SUPPLIED TEXT:
____________________

Materialized views
Applies to: ✅ Azure Data Explorer
Materialized views expose an aggregation query over a source table, or over another materialized view.
Materialized views always return an up-to-date result of the aggregation query (always fresh). Querying a materialized view is more performant than running the aggregation directly over the source table.
Note
- To decide whether materialized views are suitable for you, review the materialized views use cases.
- Materialized views have some limitations. Before working with the feature, review the performance considerations.
- Consider using update policies where appropriate. For more information, see Materialized views vs. update policies.
- Monitor the health of your materialized views based on the recommendations in Monitor materialized views.
Why use materialized views?
By investing resources (data storage, background CPU cycles) for materialized views of commonly used aggregations, you get the following benefits:
Performance improvement: Querying a materialized view commonly performs better than querying the source table for the same aggregation function(s).
Freshness: A materialized view query always returns the most up-to-date results, independent of when materialization last took place. The query combines the materialized part of the view with the records in the source table, which haven't yet been materialized (the
delta
part), always providing the most up-to-date results.Cost reduction: Querying a materialized view consumes less resources than doing the aggregation over the source table. Retention policy of source table can be reduced if only aggregation is required. This setup reduces hot cache costs for the source table.
For example use cases, see Materialized view use cases.
How materialized views work
A materialized view is made of two components:
- A materialized part - a table holding aggregated records from the source table, which have already been processed. This table always holds a single record per the aggregation's group-by combination.

____________________

Records from a data source:

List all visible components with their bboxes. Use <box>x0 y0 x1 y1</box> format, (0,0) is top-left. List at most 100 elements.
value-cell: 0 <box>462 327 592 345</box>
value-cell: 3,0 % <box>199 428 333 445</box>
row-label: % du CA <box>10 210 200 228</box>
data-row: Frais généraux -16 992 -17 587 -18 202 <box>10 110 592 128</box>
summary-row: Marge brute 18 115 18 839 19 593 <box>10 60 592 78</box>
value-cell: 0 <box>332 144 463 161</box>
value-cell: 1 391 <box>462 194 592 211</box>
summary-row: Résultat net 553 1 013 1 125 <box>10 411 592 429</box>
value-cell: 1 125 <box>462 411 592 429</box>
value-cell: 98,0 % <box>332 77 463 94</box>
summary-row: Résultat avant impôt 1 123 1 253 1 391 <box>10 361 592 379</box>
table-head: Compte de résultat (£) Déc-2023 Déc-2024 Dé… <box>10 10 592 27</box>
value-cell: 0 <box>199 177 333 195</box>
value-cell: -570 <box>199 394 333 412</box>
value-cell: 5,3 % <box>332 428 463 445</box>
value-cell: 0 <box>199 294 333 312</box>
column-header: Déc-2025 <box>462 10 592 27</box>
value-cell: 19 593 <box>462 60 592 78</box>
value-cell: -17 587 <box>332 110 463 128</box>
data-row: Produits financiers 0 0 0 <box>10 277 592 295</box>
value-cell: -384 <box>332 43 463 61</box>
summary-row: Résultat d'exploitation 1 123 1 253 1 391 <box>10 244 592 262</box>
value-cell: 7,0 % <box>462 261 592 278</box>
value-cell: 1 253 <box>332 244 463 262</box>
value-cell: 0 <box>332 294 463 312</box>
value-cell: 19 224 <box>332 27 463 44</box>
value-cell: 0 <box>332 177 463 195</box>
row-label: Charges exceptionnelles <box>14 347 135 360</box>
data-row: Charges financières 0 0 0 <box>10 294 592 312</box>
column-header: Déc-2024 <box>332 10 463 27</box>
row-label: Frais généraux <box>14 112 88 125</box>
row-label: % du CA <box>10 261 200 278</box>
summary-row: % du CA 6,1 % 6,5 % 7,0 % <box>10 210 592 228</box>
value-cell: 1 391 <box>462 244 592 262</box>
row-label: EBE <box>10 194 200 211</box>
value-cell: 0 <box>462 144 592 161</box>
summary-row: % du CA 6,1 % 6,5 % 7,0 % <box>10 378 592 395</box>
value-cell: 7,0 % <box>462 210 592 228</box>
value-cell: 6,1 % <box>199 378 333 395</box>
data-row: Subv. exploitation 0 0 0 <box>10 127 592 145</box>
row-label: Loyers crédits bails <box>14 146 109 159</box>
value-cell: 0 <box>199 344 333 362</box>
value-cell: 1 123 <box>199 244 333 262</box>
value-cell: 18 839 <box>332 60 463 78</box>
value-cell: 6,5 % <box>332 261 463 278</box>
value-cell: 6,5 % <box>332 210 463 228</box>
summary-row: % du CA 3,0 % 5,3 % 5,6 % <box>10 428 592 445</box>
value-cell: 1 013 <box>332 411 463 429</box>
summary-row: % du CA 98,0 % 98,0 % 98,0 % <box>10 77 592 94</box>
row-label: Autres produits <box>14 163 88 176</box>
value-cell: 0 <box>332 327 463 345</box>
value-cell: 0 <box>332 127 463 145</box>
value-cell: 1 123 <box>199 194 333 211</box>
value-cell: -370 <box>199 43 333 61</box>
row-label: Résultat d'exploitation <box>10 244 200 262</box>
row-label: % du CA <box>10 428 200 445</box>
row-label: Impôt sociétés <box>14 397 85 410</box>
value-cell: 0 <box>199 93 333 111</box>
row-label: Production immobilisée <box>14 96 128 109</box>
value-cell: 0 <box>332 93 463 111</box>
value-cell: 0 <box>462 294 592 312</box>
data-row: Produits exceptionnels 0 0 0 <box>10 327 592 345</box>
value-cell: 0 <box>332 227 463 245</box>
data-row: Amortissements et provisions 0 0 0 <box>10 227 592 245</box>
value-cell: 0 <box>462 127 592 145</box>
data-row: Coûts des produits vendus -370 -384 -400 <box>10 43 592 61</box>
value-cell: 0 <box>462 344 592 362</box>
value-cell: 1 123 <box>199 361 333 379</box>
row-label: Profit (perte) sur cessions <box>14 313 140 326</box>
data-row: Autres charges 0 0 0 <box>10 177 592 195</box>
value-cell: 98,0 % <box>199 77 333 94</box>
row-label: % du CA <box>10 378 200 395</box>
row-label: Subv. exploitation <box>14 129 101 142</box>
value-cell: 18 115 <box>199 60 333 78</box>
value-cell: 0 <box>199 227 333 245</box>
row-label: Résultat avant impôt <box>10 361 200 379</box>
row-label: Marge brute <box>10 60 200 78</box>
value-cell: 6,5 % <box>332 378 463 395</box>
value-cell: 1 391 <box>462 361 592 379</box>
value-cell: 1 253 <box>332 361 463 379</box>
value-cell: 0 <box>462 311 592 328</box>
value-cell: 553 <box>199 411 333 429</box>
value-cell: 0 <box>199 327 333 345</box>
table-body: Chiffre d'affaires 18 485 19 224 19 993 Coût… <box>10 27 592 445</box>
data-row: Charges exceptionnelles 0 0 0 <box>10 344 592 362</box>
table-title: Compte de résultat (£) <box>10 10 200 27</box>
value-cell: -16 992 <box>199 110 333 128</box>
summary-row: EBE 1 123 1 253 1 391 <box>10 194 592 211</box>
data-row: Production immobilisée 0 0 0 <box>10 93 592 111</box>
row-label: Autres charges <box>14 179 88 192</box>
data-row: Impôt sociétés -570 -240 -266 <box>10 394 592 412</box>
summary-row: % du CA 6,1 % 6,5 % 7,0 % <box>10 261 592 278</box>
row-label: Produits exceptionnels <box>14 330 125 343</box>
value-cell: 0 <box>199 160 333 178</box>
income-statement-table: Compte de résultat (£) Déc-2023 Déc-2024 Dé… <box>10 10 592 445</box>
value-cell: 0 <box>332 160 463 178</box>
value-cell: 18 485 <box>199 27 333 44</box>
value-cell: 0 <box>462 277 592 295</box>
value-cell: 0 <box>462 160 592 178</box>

____________________

WHAT NEEDS TO BE DONE: Quote the whole materialized views text from above, word for word.

CORRECT RESPONSE:
Materialized views
Applies to: ✅ Azure Data Explorer
Materialized views expose an aggregation query over a source table, or over another materialized view.
Materialized views always return an up-to-date result of the aggregation query (always fresh). Querying a materialized view is more performant than running the aggregation directly over the source table.
Note
- To decide whether materialized views are suitable for you, review the materialized views use cases.
- Materialized views have some limitations. Before working with the feature, review the performance considerations.
- Consider using update policies where appropriate. For more information, see Materialized views vs. update policies.
- Monitor the health of your materialized views based on the recommendations in Monitor materialized views.
Why use materialized views?
By investing resources (data storage, background CPU cycles) for materialized views of commonly used aggregations, you get the following benefits:
Performance improvement: Querying a materialized view commonly performs better than querying the source table for the same aggregation function(s).
Freshness: A materialized view query always returns the most up-to-date results, independent of when materialization last took place. The query combines the materialized part of the view with the records in the source table, which haven't yet been materialized (the
delta
part), always providing the most up-to-date results.Cost reduction: Querying a materialized view consumes less resources than doing the aggregation over the source table. Retention policy of source table can be reduced if only aggregation is required. This setup reduces hot cache costs for the source table.
For example use cases, see Materialized view use cases.
How materialized views work
A materialized view is made of two components:
- A materialized part - a table holding aggregated records from the source table, which have already been processed. This table always holds a single record per the aggregation's group-by combination.